The task: Count only the lines of the records that hold "Entorno", then give the number without any other words.

(Excerpts from an interface dataset)
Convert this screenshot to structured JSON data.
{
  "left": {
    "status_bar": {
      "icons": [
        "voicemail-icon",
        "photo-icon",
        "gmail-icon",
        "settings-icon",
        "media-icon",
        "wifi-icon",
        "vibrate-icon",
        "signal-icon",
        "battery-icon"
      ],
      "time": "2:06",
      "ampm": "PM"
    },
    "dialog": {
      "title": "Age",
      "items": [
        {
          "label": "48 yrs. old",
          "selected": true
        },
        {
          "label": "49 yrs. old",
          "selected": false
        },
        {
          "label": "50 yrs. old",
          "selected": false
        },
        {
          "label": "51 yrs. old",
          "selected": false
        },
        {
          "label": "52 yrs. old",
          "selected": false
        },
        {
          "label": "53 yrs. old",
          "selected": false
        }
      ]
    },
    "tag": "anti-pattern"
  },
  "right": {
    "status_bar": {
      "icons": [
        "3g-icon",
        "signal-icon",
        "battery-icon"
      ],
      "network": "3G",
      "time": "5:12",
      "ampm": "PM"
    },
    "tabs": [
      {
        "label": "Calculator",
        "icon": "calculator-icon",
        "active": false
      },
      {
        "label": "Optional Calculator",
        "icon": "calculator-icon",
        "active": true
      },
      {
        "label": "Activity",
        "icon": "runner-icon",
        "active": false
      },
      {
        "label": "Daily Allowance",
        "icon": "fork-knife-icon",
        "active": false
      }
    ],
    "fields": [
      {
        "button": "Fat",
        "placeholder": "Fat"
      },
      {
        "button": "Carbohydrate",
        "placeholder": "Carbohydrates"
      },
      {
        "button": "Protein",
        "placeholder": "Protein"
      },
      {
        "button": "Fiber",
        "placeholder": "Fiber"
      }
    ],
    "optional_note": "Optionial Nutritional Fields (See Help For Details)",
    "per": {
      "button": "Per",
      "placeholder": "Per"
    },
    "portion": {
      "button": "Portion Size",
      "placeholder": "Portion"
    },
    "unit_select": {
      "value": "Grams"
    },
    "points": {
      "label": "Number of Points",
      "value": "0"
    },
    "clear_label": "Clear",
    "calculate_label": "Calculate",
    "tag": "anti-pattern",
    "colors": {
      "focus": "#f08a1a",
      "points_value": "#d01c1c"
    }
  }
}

==

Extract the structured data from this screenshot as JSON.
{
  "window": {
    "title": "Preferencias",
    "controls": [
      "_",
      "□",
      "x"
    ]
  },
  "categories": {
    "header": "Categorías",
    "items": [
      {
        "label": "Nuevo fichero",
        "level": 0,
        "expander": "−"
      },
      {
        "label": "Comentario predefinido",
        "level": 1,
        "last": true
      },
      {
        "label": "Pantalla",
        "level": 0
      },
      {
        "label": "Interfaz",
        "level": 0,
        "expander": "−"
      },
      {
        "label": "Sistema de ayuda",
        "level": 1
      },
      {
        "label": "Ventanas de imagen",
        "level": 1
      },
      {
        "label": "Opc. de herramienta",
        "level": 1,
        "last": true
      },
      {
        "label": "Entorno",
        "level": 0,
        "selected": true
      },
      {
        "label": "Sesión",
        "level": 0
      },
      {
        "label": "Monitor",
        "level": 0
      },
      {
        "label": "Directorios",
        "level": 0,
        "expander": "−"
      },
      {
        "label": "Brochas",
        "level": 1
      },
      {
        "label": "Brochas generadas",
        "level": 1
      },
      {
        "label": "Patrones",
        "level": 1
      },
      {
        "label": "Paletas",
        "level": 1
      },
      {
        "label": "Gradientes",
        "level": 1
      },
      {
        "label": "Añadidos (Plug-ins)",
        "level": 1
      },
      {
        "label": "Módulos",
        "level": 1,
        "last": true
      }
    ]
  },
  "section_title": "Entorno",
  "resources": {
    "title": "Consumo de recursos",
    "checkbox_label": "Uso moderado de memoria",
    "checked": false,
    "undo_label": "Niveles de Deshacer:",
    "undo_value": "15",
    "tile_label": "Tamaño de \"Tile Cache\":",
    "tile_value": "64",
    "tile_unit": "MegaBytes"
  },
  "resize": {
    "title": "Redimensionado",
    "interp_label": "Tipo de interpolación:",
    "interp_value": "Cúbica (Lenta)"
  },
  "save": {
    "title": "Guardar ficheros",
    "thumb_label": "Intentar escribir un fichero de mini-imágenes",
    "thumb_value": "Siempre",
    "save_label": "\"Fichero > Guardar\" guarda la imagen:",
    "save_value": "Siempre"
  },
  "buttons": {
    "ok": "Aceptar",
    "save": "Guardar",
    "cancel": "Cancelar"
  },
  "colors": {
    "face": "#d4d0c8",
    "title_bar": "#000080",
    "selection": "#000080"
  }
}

Reply: 2